§ **Do this**
Output each entry that follows exactly. Images stay out.

+++ Working data +++

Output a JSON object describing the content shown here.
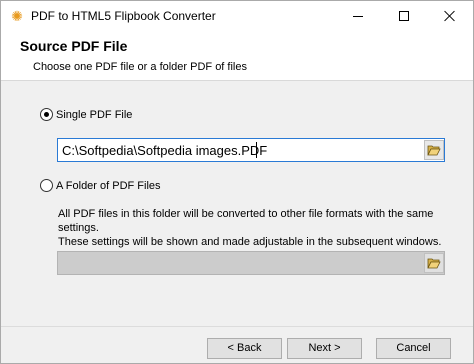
{
  "titlebar": {
    "title": "PDF to HTML5 Flipbook Converter",
    "icon": "sun-flower-icon"
  },
  "header": {
    "title": "Source PDF File",
    "subtitle": "Choose one PDF file or a folder PDF of files"
  },
  "options": {
    "single": {
      "label": "Single PDF File",
      "selected": true
    },
    "folder": {
      "label": "A Folder of PDF Files",
      "selected": false
    }
  },
  "single_path": {
    "value": "C:\\Softpedia\\Softpedia images.PDF"
  },
  "folder_description": {
    "line1": "All PDF files in this folder will be converted to other file formats with the same settings.",
    "line2": "These settings will be shown and made adjustable in the subsequent windows."
  },
  "folder_path": {
    "value": ""
  },
  "buttons": {
    "back": "< Back",
    "next": "Next >",
    "cancel": "Cancel"
  }
}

+++

§ **Correct result**
Output a JSON object describing the content shown here.
{
  "titlebar": {
    "title": "PDF to HTML5 Flipbook Converter",
    "icon": "sun-flower-icon"
  },
  "header": {
    "title": "Source PDF File",
    "subtitle": "Choose one PDF file or a folder PDF of files"
  },
  "options": {
    "single": {
      "label": "Single PDF File",
      "selected": true
    },
    "folder": {
      "label": "A Folder of PDF Files",
      "selected": false
    }
  },
  "single_path": {
    "value": "C:\\Softpedia\\Softpedia images.PDF"
  },
  "folder_description": {
    "line1": "All PDF files in this folder will be converted to other file formats with the same settings.",
    "line2": "These settings will be shown and made adjustable in the subsequent windows."
  },
  "folder_path": {
    "value": ""
  },
  "buttons": {
    "back": "< Back",
    "next": "Next >",
    "cancel": "Cancel"
  }
}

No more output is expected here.